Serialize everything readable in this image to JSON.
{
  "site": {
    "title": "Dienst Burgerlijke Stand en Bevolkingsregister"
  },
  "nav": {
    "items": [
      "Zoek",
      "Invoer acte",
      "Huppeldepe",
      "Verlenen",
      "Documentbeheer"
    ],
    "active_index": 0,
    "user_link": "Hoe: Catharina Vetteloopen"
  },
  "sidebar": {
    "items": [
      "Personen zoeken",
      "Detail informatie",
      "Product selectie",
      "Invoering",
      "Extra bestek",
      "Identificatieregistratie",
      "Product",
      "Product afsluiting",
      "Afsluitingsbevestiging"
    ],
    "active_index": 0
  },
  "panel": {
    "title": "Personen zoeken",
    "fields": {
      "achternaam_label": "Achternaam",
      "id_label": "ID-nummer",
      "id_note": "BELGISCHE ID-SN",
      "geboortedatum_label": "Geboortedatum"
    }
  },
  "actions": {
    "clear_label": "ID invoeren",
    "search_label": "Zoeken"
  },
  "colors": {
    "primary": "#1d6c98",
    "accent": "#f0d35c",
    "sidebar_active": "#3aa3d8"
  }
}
================
*Requirement*.
Copy each line above where the string "title" occurs.

*Solution for this problem*.
    "title": "Dienst Burgerlijke Stand en Bevolkingsregister"
    "title": "Personen zoeken",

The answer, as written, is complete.